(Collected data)
--
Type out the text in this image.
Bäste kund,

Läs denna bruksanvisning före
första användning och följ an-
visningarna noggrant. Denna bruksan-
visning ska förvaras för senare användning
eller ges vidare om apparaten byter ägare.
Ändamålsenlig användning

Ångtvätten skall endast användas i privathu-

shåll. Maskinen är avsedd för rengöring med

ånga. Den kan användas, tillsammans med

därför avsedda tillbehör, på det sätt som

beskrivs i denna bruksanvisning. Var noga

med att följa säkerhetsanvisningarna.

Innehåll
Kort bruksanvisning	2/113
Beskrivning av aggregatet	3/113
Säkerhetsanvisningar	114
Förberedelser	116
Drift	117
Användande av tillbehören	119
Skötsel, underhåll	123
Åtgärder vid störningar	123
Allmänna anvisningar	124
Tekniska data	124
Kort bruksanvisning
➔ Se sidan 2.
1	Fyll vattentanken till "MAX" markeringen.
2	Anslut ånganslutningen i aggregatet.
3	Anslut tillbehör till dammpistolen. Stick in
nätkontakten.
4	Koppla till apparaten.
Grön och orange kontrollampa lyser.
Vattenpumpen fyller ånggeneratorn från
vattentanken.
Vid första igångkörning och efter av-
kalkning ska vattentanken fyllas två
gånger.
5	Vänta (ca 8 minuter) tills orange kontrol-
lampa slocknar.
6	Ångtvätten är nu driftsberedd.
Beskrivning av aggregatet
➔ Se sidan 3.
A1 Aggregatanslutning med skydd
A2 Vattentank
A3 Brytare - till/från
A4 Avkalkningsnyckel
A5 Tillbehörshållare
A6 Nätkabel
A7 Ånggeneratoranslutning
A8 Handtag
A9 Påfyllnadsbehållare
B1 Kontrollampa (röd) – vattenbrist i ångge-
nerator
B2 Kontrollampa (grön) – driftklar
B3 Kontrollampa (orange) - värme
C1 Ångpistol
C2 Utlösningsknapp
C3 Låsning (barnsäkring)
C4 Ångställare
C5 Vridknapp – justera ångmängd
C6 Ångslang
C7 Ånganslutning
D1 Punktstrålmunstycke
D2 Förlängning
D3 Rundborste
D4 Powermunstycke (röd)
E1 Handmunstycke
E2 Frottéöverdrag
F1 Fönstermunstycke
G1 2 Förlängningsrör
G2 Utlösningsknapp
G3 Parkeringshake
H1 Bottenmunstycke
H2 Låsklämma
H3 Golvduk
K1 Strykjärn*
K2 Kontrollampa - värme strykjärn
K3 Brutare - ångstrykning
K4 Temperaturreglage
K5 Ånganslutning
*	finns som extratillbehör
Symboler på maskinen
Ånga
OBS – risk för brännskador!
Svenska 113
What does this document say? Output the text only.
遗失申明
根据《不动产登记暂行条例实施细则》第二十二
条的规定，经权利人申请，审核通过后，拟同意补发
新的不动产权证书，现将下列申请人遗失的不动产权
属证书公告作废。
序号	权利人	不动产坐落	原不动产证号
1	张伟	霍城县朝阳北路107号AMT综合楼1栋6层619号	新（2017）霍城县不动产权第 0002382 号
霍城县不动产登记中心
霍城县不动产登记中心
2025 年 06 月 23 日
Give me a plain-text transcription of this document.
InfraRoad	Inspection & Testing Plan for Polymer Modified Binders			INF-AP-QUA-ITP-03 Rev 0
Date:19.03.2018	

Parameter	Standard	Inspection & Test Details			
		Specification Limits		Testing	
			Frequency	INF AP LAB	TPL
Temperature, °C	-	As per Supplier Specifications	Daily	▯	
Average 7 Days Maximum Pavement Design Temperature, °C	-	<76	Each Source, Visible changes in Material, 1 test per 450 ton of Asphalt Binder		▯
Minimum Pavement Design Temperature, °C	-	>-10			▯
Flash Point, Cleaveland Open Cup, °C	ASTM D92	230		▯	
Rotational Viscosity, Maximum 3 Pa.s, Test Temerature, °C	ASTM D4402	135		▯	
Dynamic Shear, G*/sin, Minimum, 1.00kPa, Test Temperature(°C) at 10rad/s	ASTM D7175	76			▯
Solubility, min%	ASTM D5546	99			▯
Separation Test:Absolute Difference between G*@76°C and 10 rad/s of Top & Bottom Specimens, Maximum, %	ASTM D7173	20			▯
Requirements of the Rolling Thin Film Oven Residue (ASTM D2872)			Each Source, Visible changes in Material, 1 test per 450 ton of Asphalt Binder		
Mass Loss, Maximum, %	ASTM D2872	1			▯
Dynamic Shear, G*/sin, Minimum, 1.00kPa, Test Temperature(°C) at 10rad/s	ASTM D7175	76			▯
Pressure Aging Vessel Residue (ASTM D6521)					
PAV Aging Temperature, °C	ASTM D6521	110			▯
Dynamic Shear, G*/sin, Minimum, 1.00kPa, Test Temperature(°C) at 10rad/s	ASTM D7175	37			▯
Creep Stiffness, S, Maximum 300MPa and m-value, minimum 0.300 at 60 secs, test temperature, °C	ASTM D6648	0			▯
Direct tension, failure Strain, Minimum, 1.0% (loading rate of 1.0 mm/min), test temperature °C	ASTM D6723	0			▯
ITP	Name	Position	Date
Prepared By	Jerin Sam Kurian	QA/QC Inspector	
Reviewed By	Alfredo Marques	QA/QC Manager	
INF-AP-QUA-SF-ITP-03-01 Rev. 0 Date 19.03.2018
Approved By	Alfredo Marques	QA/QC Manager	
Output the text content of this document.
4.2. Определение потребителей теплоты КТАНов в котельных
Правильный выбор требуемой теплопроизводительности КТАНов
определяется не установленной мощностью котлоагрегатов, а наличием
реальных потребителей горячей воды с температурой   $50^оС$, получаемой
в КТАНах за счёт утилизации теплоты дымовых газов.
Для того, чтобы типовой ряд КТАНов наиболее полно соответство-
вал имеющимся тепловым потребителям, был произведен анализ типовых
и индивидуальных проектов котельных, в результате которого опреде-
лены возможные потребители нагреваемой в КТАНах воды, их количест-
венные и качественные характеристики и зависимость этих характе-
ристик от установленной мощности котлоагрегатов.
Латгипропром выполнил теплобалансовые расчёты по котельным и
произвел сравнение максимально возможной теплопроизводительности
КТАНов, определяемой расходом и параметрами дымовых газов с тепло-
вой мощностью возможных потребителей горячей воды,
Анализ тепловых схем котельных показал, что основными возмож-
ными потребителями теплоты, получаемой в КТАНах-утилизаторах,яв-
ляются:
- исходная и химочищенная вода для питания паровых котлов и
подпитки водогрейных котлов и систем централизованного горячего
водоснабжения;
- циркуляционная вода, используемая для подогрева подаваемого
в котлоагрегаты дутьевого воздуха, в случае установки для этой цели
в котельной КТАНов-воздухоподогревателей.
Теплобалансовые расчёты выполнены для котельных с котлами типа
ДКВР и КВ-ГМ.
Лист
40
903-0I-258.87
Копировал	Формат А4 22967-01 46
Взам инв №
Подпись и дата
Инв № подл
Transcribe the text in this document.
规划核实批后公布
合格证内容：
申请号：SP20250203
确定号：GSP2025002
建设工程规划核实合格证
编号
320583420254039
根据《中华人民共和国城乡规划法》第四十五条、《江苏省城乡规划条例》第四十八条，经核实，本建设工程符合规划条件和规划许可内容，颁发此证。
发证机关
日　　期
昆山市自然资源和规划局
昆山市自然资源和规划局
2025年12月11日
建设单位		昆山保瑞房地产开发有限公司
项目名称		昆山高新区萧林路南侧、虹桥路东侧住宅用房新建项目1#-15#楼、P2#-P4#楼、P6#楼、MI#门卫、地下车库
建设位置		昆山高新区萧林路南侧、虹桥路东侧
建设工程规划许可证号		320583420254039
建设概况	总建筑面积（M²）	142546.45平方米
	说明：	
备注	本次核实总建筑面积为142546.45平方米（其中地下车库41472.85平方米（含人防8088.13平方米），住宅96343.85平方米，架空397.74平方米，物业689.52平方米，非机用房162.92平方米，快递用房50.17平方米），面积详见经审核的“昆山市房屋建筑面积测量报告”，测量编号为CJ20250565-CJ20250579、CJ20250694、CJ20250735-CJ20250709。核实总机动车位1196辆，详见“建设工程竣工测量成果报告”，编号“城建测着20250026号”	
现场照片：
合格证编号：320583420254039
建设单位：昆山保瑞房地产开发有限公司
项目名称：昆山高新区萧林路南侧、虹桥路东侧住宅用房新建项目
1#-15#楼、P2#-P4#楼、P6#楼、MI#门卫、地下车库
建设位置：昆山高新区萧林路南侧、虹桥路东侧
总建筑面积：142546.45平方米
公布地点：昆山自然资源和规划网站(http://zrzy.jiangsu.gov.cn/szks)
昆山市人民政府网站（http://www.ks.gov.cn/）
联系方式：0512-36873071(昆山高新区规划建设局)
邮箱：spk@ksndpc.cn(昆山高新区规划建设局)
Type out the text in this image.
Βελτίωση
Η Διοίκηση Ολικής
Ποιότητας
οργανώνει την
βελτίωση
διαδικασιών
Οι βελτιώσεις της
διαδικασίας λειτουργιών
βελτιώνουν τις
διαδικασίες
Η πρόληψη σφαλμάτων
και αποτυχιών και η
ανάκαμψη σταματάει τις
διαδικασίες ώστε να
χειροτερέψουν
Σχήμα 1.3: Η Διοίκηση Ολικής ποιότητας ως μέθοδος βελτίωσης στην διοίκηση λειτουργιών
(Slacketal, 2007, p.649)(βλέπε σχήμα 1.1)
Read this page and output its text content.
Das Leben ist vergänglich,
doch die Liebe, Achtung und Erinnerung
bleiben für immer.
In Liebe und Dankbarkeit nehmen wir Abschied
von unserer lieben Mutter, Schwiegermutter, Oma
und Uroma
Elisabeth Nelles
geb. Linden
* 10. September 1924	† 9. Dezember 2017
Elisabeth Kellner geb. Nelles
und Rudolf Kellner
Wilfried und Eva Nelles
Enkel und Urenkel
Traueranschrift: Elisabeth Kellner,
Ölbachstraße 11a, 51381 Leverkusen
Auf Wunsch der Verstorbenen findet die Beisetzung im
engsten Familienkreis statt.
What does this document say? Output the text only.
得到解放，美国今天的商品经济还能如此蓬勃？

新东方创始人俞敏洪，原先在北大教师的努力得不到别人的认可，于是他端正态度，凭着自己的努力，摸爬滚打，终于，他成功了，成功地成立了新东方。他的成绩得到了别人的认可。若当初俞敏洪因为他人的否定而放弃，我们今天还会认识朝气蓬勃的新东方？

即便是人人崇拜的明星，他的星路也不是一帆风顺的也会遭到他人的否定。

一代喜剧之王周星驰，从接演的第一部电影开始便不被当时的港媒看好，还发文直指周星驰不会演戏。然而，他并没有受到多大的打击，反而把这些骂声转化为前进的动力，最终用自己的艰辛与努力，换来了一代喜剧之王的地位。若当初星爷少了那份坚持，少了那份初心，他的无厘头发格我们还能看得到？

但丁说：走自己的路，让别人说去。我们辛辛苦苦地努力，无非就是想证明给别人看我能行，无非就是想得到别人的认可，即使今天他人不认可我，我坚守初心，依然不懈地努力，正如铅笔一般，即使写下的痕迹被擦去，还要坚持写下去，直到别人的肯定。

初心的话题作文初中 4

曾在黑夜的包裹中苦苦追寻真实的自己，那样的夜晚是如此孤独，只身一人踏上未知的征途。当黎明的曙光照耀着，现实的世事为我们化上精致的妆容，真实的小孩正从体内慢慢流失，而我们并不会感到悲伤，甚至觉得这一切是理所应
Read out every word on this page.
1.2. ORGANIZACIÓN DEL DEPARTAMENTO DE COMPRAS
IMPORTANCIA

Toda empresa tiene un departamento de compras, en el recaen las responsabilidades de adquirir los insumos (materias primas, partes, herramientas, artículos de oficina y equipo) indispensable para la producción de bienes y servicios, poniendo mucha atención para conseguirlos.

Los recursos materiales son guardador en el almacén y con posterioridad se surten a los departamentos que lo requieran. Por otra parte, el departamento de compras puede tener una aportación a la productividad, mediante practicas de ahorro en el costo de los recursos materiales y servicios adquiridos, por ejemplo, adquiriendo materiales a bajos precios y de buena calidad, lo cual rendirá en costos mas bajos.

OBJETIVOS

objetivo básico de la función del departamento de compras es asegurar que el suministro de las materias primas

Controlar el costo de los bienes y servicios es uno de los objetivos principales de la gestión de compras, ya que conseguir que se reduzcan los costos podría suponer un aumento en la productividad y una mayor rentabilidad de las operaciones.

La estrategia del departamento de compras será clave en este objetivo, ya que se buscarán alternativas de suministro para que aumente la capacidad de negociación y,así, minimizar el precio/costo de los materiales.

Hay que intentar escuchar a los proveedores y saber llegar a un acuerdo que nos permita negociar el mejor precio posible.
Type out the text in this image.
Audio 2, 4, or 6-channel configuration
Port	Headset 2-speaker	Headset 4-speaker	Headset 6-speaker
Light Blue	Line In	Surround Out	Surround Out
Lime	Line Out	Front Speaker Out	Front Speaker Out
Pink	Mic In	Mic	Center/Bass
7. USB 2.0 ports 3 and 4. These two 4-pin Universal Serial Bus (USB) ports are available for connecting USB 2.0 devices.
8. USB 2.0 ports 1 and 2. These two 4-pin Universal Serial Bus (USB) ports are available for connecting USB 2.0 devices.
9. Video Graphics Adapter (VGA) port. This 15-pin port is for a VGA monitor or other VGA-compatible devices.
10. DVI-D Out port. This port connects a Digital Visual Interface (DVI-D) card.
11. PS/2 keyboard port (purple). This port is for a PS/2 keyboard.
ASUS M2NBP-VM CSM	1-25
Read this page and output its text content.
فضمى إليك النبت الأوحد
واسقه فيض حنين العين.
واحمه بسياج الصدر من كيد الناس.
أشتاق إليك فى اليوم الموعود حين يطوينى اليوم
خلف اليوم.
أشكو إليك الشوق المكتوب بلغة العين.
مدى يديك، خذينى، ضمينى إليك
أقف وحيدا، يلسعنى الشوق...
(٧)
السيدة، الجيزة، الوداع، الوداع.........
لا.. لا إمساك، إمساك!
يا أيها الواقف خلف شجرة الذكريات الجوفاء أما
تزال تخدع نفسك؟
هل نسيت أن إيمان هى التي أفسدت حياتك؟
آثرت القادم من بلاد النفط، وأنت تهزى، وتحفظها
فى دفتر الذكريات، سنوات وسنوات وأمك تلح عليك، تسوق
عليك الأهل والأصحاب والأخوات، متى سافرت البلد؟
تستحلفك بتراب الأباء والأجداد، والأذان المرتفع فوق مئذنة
--
(Requirements): Determine how many lines in the records contain "КТАНов", and reply with the number only.

(Solution below): 5